Records supplied:
=======
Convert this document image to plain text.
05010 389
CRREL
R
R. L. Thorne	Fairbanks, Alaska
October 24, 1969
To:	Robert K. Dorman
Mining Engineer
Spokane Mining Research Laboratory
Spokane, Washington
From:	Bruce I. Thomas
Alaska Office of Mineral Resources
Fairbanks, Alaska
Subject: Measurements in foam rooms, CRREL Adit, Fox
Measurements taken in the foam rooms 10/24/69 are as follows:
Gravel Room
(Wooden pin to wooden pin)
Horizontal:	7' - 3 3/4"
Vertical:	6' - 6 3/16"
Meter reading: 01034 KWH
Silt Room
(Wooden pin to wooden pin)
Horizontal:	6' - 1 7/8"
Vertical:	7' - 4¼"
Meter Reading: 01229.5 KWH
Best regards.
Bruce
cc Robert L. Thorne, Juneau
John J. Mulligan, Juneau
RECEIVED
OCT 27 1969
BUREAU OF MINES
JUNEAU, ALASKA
=======
Requirements: Transcribe the records above exactly as they appear.

Reply:
Convert this document image to plain text.
05010 389
CRREL
R
R. L. Thorne	Fairbanks, Alaska
October 24, 1969
To:	Robert K. Dorman
Mining Engineer
Spokane Mining Research Laboratory
Spokane, Washington
From:	Bruce I. Thomas
Alaska Office of Mineral Resources
Fairbanks, Alaska
Subject: Measurements in foam rooms, CRREL Adit, Fox
Measurements taken in the foam rooms 10/24/69 are as follows:
Gravel Room
(Wooden pin to wooden pin)
Horizontal:	7' - 3 3/4"
Vertical:	6' - 6 3/16"
Meter reading: 01034 KWH
Silt Room
(Wooden pin to wooden pin)
Horizontal:	6' - 1 7/8"
Vertical:	7' - 4¼"
Meter Reading: 01229.5 KWH
Best regards.
Bruce
cc Robert L. Thorne, Juneau
John J. Mulligan, Juneau
RECEIVED
OCT 27 1969
BUREAU OF MINES
JUNEAU, ALASKA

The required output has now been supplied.